[Dataset excerpts]
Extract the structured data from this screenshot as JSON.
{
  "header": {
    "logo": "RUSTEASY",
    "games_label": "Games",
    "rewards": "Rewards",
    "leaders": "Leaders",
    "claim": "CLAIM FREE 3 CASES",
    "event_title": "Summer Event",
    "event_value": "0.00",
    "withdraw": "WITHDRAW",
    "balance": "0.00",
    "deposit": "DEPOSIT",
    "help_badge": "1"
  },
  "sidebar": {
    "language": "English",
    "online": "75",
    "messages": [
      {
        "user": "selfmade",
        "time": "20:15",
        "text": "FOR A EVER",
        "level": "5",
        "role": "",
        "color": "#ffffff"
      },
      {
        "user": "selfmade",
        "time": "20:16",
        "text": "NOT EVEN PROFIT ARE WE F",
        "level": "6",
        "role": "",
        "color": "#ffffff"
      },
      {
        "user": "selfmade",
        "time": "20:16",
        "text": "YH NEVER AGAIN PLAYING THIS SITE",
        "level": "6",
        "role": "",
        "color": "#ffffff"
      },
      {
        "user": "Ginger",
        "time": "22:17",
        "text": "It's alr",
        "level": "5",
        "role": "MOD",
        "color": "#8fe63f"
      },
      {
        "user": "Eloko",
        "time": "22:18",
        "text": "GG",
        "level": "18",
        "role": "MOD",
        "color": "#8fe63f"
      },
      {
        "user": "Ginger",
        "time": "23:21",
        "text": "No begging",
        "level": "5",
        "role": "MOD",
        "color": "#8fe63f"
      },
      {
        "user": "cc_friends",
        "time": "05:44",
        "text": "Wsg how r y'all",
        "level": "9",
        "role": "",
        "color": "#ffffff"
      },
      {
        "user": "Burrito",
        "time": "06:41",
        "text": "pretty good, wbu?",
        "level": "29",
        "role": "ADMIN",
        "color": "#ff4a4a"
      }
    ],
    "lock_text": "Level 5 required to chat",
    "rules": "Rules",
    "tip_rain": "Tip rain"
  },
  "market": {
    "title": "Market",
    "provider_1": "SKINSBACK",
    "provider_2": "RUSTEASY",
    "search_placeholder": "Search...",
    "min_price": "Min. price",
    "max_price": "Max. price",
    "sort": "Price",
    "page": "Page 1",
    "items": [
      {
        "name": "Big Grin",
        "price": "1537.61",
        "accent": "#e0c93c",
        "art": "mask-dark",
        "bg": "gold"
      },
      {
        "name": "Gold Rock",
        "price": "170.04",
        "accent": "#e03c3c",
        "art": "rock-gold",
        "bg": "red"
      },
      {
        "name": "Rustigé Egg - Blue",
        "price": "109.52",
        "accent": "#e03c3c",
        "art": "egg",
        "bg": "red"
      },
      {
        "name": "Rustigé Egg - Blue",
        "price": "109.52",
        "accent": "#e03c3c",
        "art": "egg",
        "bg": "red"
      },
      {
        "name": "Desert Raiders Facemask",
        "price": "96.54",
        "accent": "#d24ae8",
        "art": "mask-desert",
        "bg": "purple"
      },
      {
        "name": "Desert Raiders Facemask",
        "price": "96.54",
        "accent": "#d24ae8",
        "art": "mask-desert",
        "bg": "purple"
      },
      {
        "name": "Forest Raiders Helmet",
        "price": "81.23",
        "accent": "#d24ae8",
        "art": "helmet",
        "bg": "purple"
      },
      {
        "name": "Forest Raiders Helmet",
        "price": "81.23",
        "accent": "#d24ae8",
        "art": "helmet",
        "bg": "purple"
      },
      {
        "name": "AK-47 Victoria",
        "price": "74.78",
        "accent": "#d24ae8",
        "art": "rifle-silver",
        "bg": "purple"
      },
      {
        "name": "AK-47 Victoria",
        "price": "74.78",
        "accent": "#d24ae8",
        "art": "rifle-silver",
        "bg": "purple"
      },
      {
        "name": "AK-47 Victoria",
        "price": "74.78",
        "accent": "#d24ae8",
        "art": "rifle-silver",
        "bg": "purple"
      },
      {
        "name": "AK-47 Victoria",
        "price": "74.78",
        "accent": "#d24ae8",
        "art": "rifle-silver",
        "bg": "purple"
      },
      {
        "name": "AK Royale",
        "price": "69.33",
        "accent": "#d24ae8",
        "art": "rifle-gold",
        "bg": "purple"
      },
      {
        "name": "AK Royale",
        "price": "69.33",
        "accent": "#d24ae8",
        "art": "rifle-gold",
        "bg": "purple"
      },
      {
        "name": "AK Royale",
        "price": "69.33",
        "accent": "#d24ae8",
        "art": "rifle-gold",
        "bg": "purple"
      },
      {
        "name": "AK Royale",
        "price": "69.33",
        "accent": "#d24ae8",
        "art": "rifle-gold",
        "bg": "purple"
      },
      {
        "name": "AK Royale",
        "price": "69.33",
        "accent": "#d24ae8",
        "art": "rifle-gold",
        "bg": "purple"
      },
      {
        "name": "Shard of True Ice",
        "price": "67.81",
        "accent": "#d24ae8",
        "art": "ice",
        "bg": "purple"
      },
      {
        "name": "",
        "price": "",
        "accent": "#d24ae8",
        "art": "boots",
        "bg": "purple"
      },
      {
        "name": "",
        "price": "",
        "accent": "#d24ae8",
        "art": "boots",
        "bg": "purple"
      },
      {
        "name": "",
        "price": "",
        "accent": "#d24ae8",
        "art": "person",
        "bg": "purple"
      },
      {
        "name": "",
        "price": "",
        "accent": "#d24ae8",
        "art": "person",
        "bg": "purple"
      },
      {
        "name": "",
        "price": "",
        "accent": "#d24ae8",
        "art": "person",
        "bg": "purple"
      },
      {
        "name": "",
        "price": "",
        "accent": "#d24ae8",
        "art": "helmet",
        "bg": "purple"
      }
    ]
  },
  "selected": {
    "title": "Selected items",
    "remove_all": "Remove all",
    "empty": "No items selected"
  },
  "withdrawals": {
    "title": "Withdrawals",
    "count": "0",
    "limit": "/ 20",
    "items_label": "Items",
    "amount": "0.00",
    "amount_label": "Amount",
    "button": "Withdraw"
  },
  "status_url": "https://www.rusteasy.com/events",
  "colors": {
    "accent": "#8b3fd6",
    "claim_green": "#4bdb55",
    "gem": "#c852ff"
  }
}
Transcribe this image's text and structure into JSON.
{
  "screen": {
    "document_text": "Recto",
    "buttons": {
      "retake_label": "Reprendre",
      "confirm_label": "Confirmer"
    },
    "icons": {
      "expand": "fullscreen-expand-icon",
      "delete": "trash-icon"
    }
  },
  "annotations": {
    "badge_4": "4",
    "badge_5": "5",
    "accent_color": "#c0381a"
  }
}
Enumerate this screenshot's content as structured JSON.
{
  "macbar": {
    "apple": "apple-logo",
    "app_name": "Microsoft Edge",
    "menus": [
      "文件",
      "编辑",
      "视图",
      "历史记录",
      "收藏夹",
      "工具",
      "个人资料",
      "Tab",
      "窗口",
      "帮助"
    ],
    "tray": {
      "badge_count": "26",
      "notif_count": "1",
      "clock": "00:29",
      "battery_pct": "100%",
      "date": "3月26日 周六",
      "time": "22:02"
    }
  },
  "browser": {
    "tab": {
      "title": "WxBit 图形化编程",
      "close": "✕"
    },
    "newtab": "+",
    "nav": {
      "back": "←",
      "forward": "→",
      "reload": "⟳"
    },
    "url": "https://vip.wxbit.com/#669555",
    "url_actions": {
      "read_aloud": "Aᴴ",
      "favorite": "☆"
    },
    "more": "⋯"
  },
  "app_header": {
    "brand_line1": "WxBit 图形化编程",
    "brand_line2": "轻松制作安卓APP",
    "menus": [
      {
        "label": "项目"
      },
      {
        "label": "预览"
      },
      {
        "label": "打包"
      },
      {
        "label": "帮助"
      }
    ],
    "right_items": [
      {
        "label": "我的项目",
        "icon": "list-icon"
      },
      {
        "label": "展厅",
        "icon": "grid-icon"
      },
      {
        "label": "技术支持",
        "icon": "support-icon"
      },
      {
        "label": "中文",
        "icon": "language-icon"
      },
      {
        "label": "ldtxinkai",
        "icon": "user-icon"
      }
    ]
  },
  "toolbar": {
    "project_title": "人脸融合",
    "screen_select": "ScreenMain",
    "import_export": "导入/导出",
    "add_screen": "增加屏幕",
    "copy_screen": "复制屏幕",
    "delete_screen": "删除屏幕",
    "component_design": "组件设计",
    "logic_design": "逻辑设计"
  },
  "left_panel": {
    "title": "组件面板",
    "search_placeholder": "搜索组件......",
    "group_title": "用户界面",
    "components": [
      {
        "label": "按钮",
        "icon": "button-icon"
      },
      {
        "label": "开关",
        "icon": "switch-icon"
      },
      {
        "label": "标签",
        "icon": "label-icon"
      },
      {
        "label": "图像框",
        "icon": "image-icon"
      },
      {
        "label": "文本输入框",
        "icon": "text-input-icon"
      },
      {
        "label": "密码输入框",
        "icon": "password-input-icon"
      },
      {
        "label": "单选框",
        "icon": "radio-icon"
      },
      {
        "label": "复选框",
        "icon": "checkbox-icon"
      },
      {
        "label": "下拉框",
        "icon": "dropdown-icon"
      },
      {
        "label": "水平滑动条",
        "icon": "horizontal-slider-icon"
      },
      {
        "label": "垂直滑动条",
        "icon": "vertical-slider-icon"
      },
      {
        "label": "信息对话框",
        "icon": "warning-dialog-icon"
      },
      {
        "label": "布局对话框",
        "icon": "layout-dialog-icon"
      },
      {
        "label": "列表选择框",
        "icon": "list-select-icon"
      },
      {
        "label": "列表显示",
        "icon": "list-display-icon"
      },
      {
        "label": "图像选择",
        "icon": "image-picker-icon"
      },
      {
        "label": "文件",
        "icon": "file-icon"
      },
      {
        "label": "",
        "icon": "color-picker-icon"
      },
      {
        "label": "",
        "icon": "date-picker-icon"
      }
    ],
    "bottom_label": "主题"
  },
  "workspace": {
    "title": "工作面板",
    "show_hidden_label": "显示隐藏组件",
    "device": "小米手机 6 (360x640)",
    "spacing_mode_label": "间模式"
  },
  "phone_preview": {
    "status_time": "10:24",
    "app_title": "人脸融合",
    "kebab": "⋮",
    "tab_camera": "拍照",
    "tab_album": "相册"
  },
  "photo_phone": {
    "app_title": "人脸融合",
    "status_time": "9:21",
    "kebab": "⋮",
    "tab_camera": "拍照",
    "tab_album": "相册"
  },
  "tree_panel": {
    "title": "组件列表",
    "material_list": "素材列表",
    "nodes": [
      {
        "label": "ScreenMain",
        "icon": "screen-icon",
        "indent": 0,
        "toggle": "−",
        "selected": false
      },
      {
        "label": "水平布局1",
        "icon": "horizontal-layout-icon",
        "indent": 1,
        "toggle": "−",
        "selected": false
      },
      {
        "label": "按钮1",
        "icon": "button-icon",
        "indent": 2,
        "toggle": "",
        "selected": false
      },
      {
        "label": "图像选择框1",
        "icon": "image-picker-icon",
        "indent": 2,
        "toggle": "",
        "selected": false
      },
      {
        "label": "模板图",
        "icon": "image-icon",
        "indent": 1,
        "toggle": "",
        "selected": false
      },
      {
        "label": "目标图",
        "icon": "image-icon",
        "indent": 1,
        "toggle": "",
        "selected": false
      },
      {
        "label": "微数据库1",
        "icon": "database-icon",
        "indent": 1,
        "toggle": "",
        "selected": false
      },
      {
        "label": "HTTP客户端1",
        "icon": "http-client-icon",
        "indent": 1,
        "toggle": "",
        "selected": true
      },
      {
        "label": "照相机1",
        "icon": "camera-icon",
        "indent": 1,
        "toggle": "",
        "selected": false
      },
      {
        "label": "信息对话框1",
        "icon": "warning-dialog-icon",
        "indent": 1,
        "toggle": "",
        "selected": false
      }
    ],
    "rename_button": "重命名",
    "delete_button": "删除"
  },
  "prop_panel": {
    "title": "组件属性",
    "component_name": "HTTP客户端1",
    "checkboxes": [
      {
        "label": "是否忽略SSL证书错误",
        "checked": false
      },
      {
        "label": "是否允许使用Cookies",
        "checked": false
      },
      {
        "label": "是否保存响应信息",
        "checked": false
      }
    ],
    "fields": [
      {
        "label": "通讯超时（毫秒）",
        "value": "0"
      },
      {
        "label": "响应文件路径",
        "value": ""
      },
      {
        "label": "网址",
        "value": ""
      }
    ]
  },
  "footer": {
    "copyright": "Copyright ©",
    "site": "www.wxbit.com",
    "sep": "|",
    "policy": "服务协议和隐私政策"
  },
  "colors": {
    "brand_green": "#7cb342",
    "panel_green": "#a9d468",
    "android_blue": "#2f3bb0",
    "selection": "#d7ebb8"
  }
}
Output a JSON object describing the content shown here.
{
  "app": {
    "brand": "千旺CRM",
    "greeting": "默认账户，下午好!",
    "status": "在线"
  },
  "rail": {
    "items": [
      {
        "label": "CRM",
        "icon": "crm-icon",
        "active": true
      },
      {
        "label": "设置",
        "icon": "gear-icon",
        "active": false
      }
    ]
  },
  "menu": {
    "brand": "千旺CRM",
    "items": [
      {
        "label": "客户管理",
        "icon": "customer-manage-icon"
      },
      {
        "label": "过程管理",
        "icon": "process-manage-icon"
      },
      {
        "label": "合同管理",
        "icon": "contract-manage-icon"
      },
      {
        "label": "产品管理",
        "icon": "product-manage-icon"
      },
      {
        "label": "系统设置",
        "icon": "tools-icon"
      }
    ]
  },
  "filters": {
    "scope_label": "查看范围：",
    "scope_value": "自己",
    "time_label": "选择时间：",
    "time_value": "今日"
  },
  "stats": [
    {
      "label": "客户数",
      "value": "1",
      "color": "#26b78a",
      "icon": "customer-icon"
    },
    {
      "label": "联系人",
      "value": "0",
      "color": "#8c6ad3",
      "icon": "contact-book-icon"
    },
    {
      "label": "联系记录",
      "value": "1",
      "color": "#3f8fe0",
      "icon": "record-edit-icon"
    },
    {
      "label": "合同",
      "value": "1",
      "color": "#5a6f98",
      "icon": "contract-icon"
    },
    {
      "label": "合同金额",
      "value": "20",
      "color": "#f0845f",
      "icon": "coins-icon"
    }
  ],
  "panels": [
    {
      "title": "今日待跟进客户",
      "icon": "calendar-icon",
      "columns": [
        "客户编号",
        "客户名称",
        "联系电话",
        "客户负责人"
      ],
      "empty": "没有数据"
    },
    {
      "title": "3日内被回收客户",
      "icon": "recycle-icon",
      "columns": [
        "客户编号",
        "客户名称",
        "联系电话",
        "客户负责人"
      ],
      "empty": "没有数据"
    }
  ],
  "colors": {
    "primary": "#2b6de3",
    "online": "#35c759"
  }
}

> [SHORT EXERCISE] Find every line holding the word "manage"; give their count and nothing else.

> [RESPONSE] 4